▶ Directions: Output the data word for word, dropping every image.

============

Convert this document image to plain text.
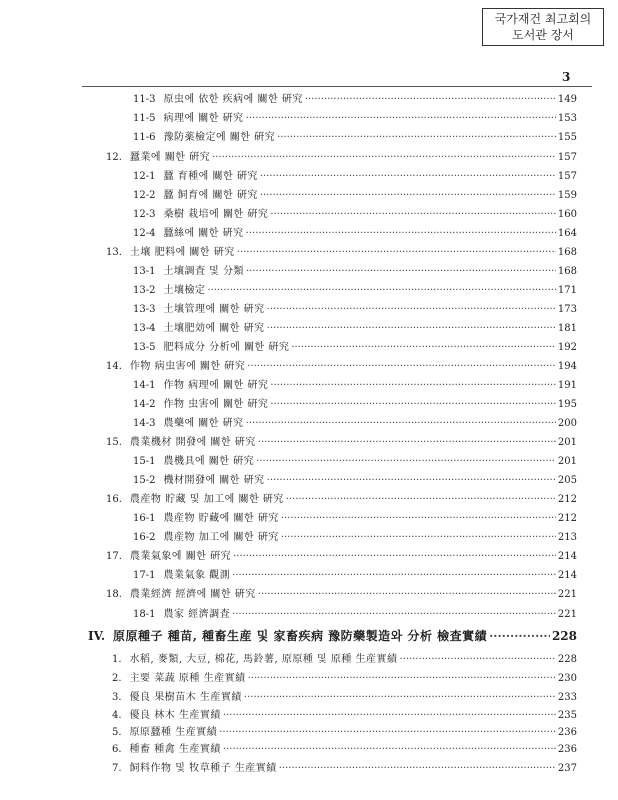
국가재건 최고회의
도서관 장서
3
11-3 原虫에 依한 疾病에 關한 硏究 ·····	149
11-5 病理에 關한 硏究 ·····	153
11-6 豫防薬檢定에 關한 硏究 ·····	155
12. 蠶業에 關한 硏究 ·····	157
12-1 蠶 育種에 關한 硏究 ·····	157
12-2 蠶 飼育에 關한 硏究 ·····	159
12-3 桑樹 栽培에 關한 硏究 ·····	160
12-4 蠶絲에 關한 硏究 ·····	164
13. 土壤 肥料에 關한 硏究 ·····	168
13-1 土壤調査 및 分類 ·····	168
13-2 土壤檢定 ·····	171
13-3 土壤管理에 關한 硏究 ·····	173
13-4 土壤肥効에 關한 硏究 ·····	181
13-5 肥料成分 分析에 關한 硏究 ·····	192
14. 作物 病虫害에 關한 硏究 ·····	194
14-1 作物 病理에 關한 硏究 ·····	191
14-2 作物 虫害에 關한 硏究 ·····	195
14-3 農藥에 關한 硏究 ·····	200
15. 農業機材 開發에 關한 硏究 ·····	201
15-1 農機具에 關한 硏究 ·····	201
15-2 機材開發에 關한 硏究 ·····	205
16. 農産物 貯藏 및 加工에 關한 硏究 ·····	212
16-1 農産物 貯藏에 關한 硏究 ·····	212
16-2 農産物 加工에 關한 硏究 ·····	213
17. 農業氣象에 關한 硏究 ·····	214
17-1 農業氣象 觀測 ·····	214
18. 農業經濟 經濟에 關한 硏究 ·····	221
18-1 農家 經濟調査 ·····	221
IV. 原原種子 種苗, 種畜生産 및 家畜疾病 豫防藥製造와 分析 檢査實績 ·····	228
1. 水稻, 麥類, 大豆, 棉花, 馬鈴薯, 原原種 및 原種 生産實績 ·····	228
2. 主要 菜蔬 原種 生産實績 ·····	230
3. 優良 果樹苗木 生産實績 ·····	233
4. 優良 林木 生産實績 ·····	235
5. 原原蠶種 生産實績 ·····	236
6. 種畜 種禽 生産實績 ·····	236
7. 飼料作物 및 牧草種子 生産實績 ·····	237
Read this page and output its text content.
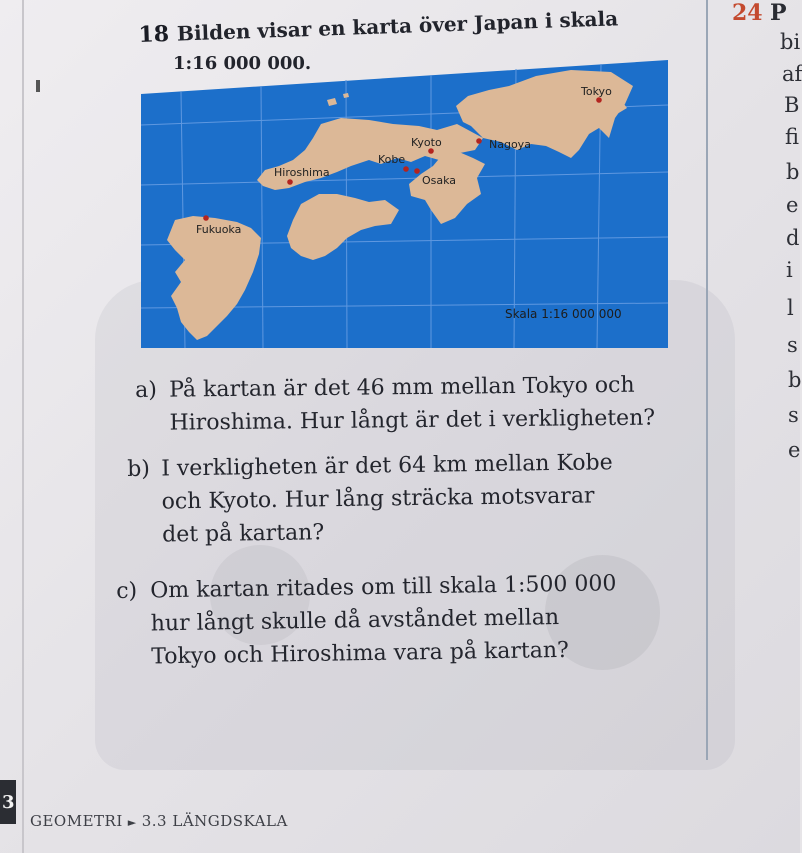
18 Bilden visar en karta över Japan i skala
1:16 000 000.
Tokyo
Kyoto	Nagoya
Kobe
Hiroshima
Osaka
Fukuoka
Skala 1:16 000 000
a) På kartan är det 46 mm mellan Tokyo och
Hiroshima. Hur långt är det i verkligheten?
b) I verkligheten är det 64 km mellan Kobe
och Kyoto. Hur lång sträcka motsvarar
det på kartan?
c) Om kartan ritades om till skala 1:500 000
hur långt skulle då avståndet mellan
Tokyo och Hiroshima vara på kartan?
24 P
bi
af
B
fi
b
e
d
i
l
s
b
s
e
3
GEOMETRI ► 3.3 LÄNGDSKALA
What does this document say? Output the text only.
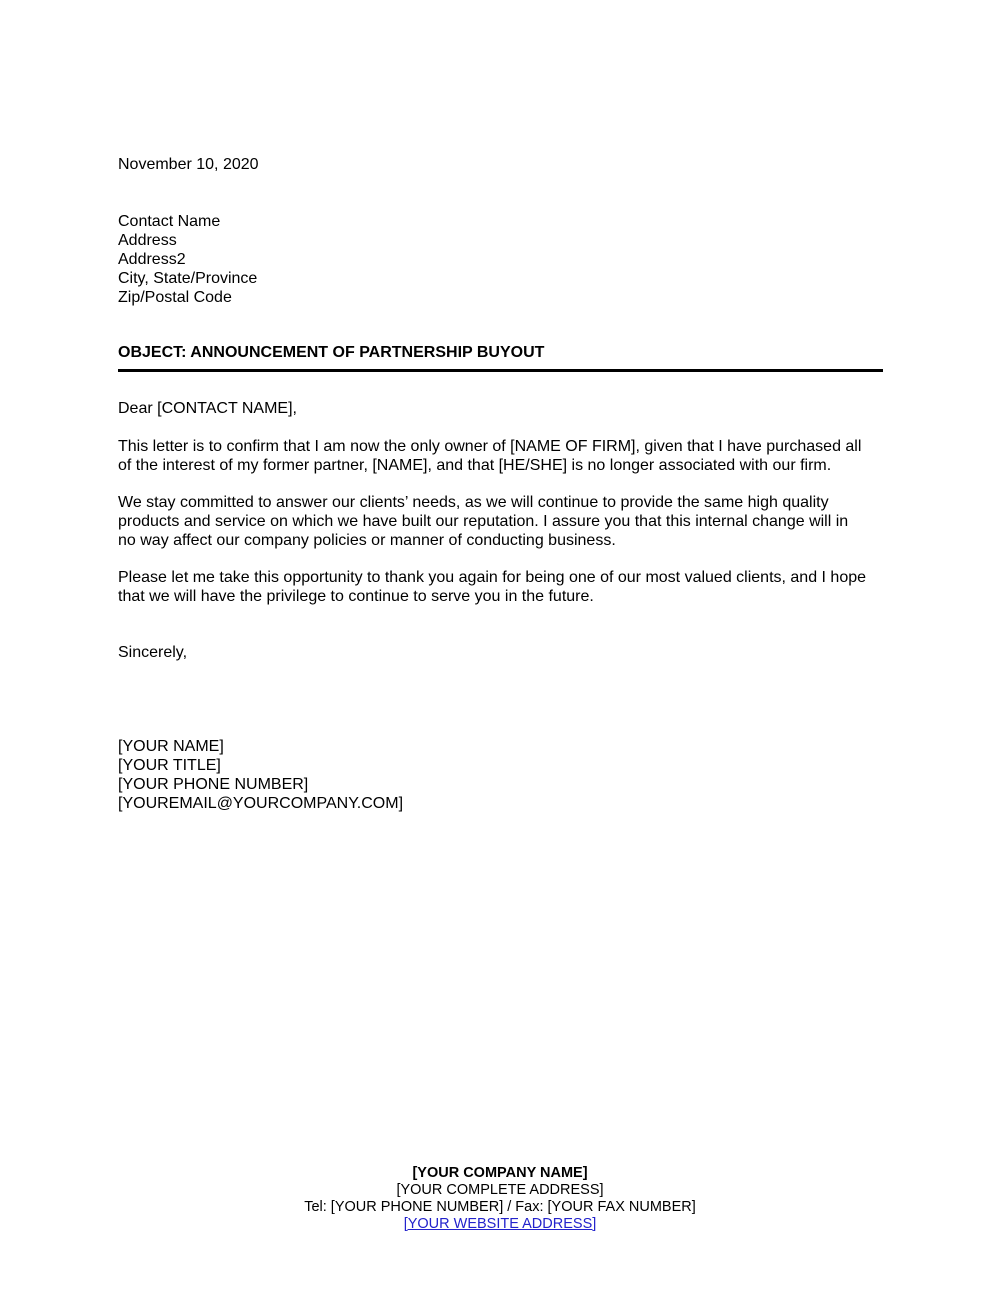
November 10, 2020
Contact Name
Address
Address2
City, State/Province
Zip/Postal Code
OBJECT: ANNOUNCEMENT OF PARTNERSHIP BUYOUT
Dear [CONTACT NAME],
This letter is to confirm that I am now the only owner of [NAME OF FIRM], given that I have purchased all
of the interest of my former partner, [NAME], and that [HE/SHE] is no longer associated with our firm.
We stay committed to answer our clients’ needs, as we will continue to provide the same high quality
products and service on which we have built our reputation. I assure you that this internal change will in
no way affect our company policies or manner of conducting business.
Please let me take this opportunity to thank you again for being one of our most valued clients, and I hope
that we will have the privilege to continue to serve you in the future.
Sincerely,
[YOUR NAME]
[YOUR TITLE]
[YOUR PHONE NUMBER]
[YOUREMAIL@YOURCOMPANY.COM]
[YOUR COMPANY NAME]
[YOUR COMPLETE ADDRESS]
Tel: [YOUR PHONE NUMBER] / Fax: [YOUR FAX NUMBER]
[YOUR WEBSITE ADDRESS]
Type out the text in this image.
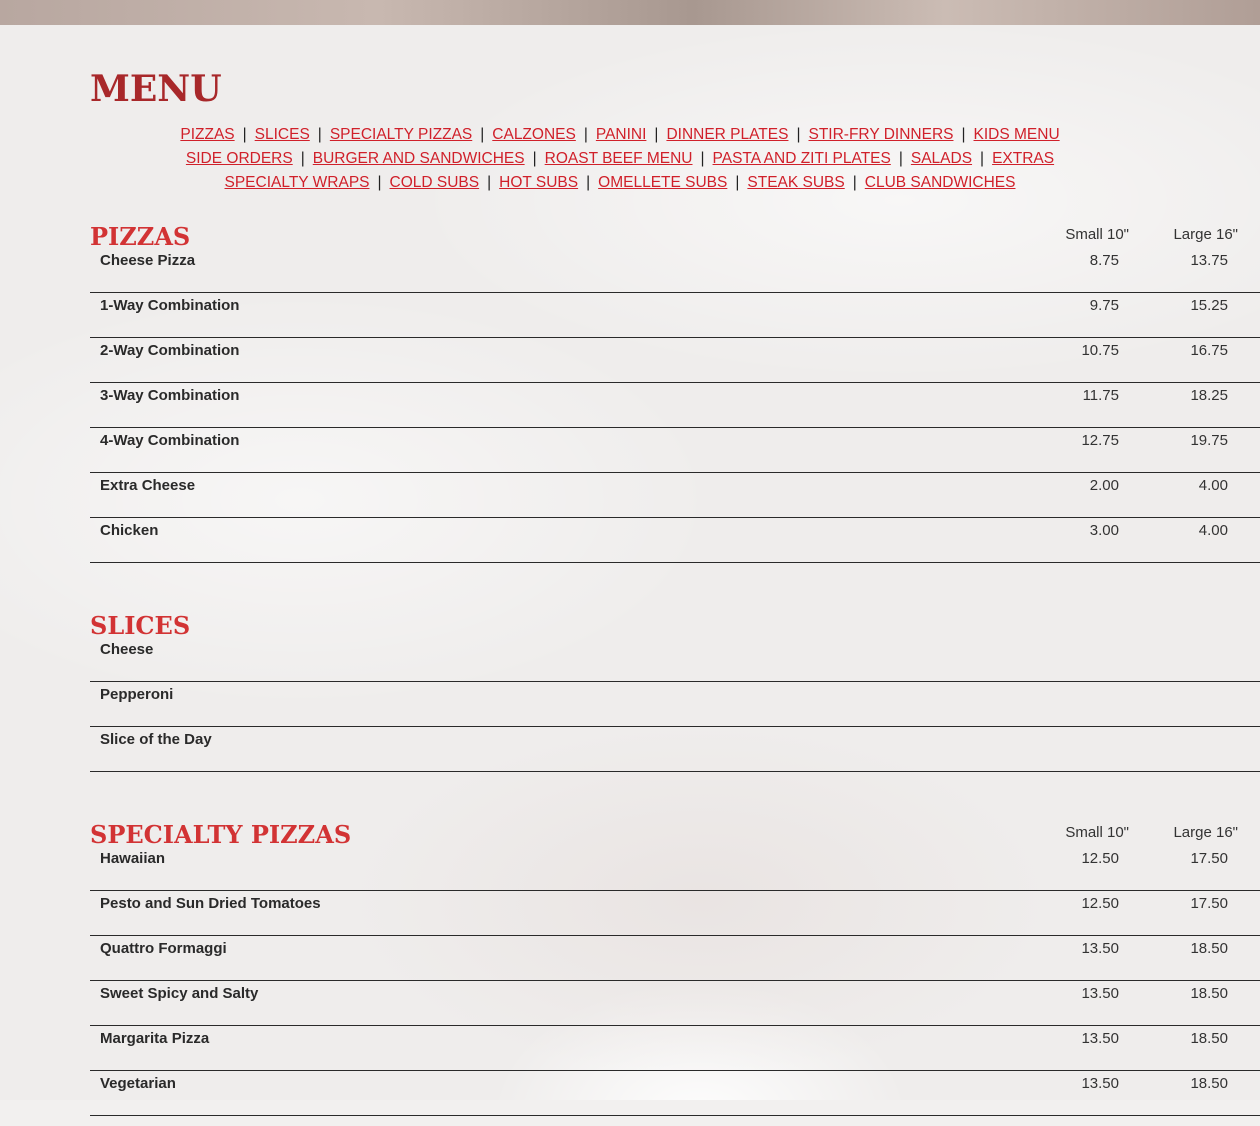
MENU
PIZZAS | SLICES | SPECIALTY PIZZAS | CALZONES | PANINI | DINNER PLATES | STIR-FRY DINNERS | KIDS MENU
SIDE ORDERS | BURGER AND SANDWICHES | ROAST BEEF MENU | PASTA AND ZITI PLATES | SALADS | EXTRAS
SPECIALTY WRAPS | COLD SUBS | HOT SUBS | OMELLETE SUBS | STEAK SUBS | CLUB SANDWICHES
PIZZAS	Small 10"	Large 16"
Cheese Pizza	8.75	13.75
1-Way Combination	9.75	15.25
2-Way Combination	10.75	16.75
3-Way Combination	11.75	18.25
4-Way Combination	12.75	19.75
Extra Cheese	2.00	4.00
Chicken	3.00	4.00
SLICES
Cheese
Pepperoni
Slice of the Day
SPECIALTY PIZZAS	Small 10"	Large 16"
Hawaiian	12.50	17.50
Pesto and Sun Dried Tomatoes	12.50	17.50
Quattro Formaggi	13.50	18.50
Sweet Spicy and Salty	13.50	18.50
Margarita Pizza	13.50	18.50
Vegetarian	13.50	18.50
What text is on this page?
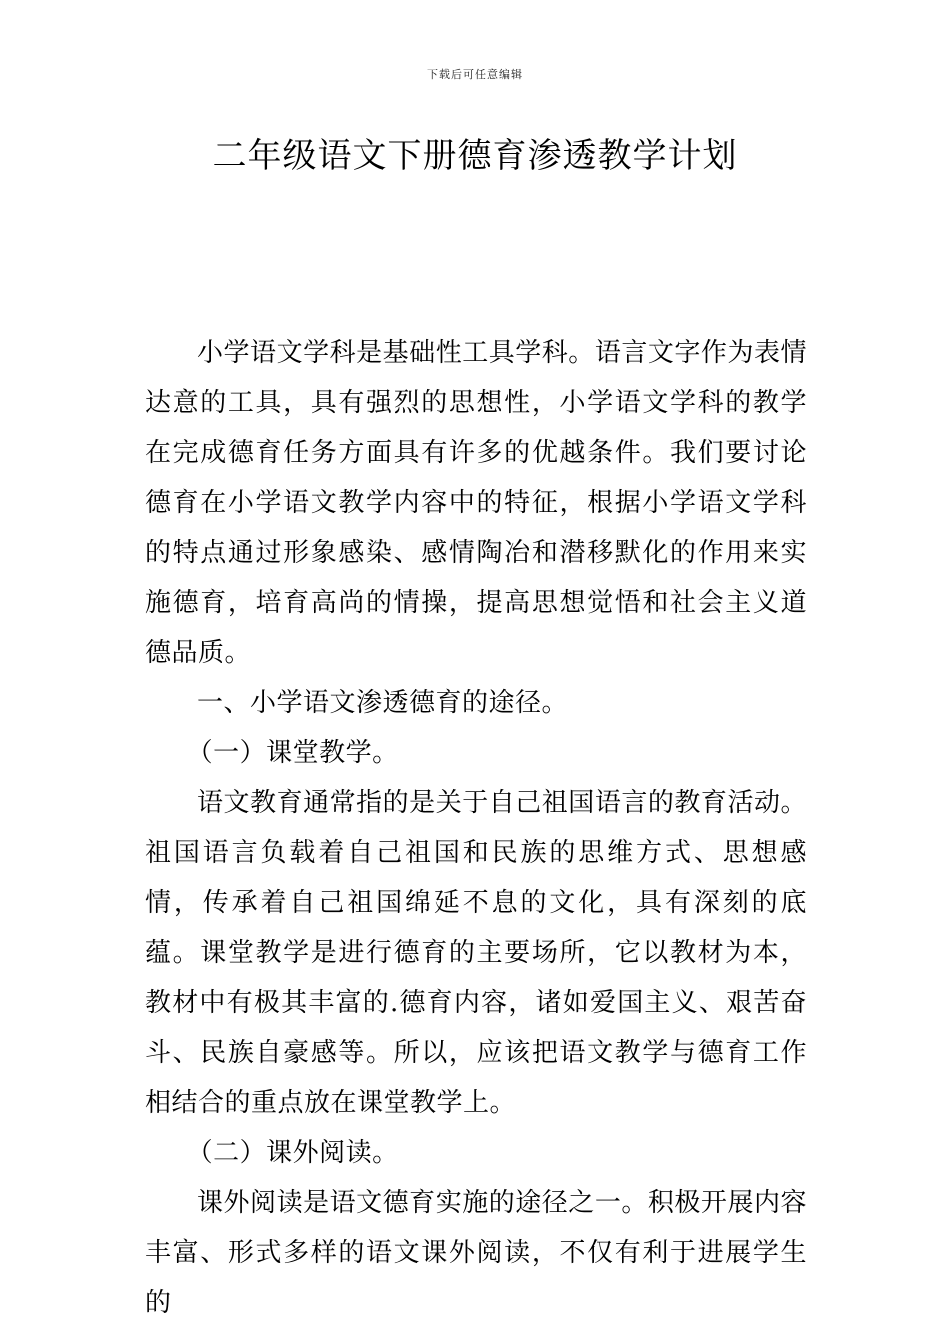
下载后可任意编辑
二年级语文下册德育渗透教学计划

小学语文学科是基础性工具学科。语言文字作为表情达意的工具，具有强烈的思想性，小学语文学科的教学在完成德育任务方面具有许多的优越条件。我们要讨论德育在小学语文教学内容中的特征，根据小学语文学科的特点通过形象感染、感情陶冶和潜移默化的作用来实施德育，培育高尚的情操，提高思想觉悟和社会主义道德品质。

一、小学语文渗透德育的途径。

（一）课堂教学。

语文教育通常指的是关于自己祖国语言的教育活动。祖国语言负载着自己祖国和民族的思维方式、思想感情，传承着自己祖国绵延不息的文化，具有深刻的底蕴。课堂教学是进行德育的主要场所，它以教材为本，教材中有极其丰富的.德育内容，诸如爱国主义、艰苦奋斗、民族自豪感等。所以，应该把语文教学与德育工作相结合的重点放在课堂教学上。

（二）课外阅读。

课外阅读是语文德育实施的途径之一。积极开展内容丰富、形式多样的语文课外阅读，不仅有利于进展学生的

============

▶ Correct answer:
Convert this document image to plain text.
국가재건 최고회의
도서관 장서
3
11-3 原虫에 依한 疾病에 關한 硏究 ·····	149
11-5 病理에 關한 硏究 ·····	153
11-6 豫防薬檢定에 關한 硏究 ·····	155
12. 蠶業에 關한 硏究 ·····	157
12-1 蠶 育種에 關한 硏究 ·····	157
12-2 蠶 飼育에 關한 硏究 ·····	159
12-3 桑樹 栽培에 關한 硏究 ·····	160
12-4 蠶絲에 關한 硏究 ·····	164
13. 土壤 肥料에 關한 硏究 ·····	168
13-1 土壤調査 및 分類 ·····	168
13-2 土壤檢定 ·····	171
13-3 土壤管理에 關한 硏究 ·····	173
13-4 土壤肥効에 關한 硏究 ·····	181
13-5 肥料成分 分析에 關한 硏究 ·····	192
14. 作物 病虫害에 關한 硏究 ·····	194
14-1 作物 病理에 關한 硏究 ·····	191
14-2 作物 虫害에 關한 硏究 ·····	195
14-3 農藥에 關한 硏究 ·····	200
15. 農業機材 開發에 關한 硏究 ·····	201
15-1 農機具에 關한 硏究 ·····	201
15-2 機材開發에 關한 硏究 ·····	205
16. 農産物 貯藏 및 加工에 關한 硏究 ·····	212
16-1 農産物 貯藏에 關한 硏究 ·····	212
16-2 農産物 加工에 關한 硏究 ·····	213
17. 農業氣象에 關한 硏究 ·····	214
17-1 農業氣象 觀測 ·····	214
18. 農業經濟 經濟에 關한 硏究 ·····	221
18-1 農家 經濟調査 ·····	221
IV. 原原種子 種苗, 種畜生産 및 家畜疾病 豫防藥製造와 分析 檢査實績 ·····	228
1. 水稻, 麥類, 大豆, 棉花, 馬鈴薯, 原原種 및 原種 生産實績 ·····	228
2. 主要 菜蔬 原種 生産實績 ·····	230
3. 優良 果樹苗木 生産實績 ·····	233
4. 優良 林木 生産實績 ·····	235
5. 原原蠶種 生産實績 ·····	236
6. 種畜 種禽 生産實績 ·····	236
7. 飼料作物 및 牧草種子 生産實績 ·····	237
Read this page and output its text content.
18 Bilden visar en karta över Japan i skala
1:16 000 000.
Tokyo
Kyoto	Nagoya
Kobe
Hiroshima
Osaka
Fukuoka
Skala 1:16 000 000
a) På kartan är det 46 mm mellan Tokyo och
Hiroshima. Hur långt är det i verkligheten?
b) I verkligheten är det 64 km mellan Kobe
och Kyoto. Hur lång sträcka motsvarar
det på kartan?
c) Om kartan ritades om till skala 1:500 000
hur långt skulle då avståndet mellan
Tokyo och Hiroshima vara på kartan?
24 P
bi
af
B
fi
b
e
d
i
l
s
b
s
e
3
GEOMETRI ► 3.3 LÄNGDSKALA
What does this document say? Output the text only.
November 10, 2020
Contact Name
Address
Address2
City, State/Province
Zip/Postal Code
OBJECT: ANNOUNCEMENT OF PARTNERSHIP BUYOUT
Dear [CONTACT NAME],
This letter is to confirm that I am now the only owner of [NAME OF FIRM], given that I have purchased all
of the interest of my former partner, [NAME], and that [HE/SHE] is no longer associated with our firm.
We stay committed to answer our clients’ needs, as we will continue to provide the same high quality
products and service on which we have built our reputation. I assure you that this internal change will in
no way affect our company policies or manner of conducting business.
Please let me take this opportunity to thank you again for being one of our most valued clients, and I hope
that we will have the privilege to continue to serve you in the future.
Sincerely,
[YOUR NAME]
[YOUR TITLE]
[YOUR PHONE NUMBER]
[YOUREMAIL@YOURCOMPANY.COM]
[YOUR COMPANY NAME]
[YOUR COMPLETE ADDRESS]
Tel: [YOUR PHONE NUMBER] / Fax: [YOUR FAX NUMBER]
[YOUR WEBSITE ADDRESS]
Type out the text in this image.
MENU
PIZZAS | SLICES | SPECIALTY PIZZAS | CALZONES | PANINI | DINNER PLATES | STIR-FRY DINNERS | KIDS MENU
SIDE ORDERS | BURGER AND SANDWICHES | ROAST BEEF MENU | PASTA AND ZITI PLATES | SALADS | EXTRAS
SPECIALTY WRAPS | COLD SUBS | HOT SUBS | OMELLETE SUBS | STEAK SUBS | CLUB SANDWICHES
PIZZAS	Small 10"	Large 16"
Cheese Pizza	8.75	13.75
1-Way Combination	9.75	15.25
2-Way Combination	10.75	16.75
3-Way Combination	11.75	18.25
4-Way Combination	12.75	19.75
Extra Cheese	2.00	4.00
Chicken	3.00	4.00
SLICES
Cheese
Pepperoni
Slice of the Day
SPECIALTY PIZZAS	Small 10"	Large 16"
Hawaiian	12.50	17.50
Pesto and Sun Dried Tomatoes	12.50	17.50
Quattro Formaggi	13.50	18.50
Sweet Spicy and Salty	13.50	18.50
Margarita Pizza	13.50	18.50
Vegetarian	13.50	18.50
What text is on this page?
下载后可任意编辑
二年级语文下册德育渗透教学计划

小学语文学科是基础性工具学科。语言文字作为表情达意的工具，具有强烈的思想性，小学语文学科的教学在完成德育任务方面具有许多的优越条件。我们要讨论德育在小学语文教学内容中的特征，根据小学语文学科的特点通过形象感染、感情陶冶和潜移默化的作用来实施德育，培育高尚的情操，提高思想觉悟和社会主义道德品质。

一、小学语文渗透德育的途径。

（一）课堂教学。

语文教育通常指的是关于自己祖国语言的教育活动。祖国语言负载着自己祖国和民族的思维方式、思想感情，传承着自己祖国绵延不息的文化，具有深刻的底蕴。课堂教学是进行德育的主要场所，它以教材为本，教材中有极其丰富的.德育内容，诸如爱国主义、艰苦奋斗、民族自豪感等。所以，应该把语文教学与德育工作相结合的重点放在课堂教学上。

（二）课外阅读。

课外阅读是语文德育实施的途径之一。积极开展内容丰富、形式多样的语文课外阅读，不仅有利于进展学生的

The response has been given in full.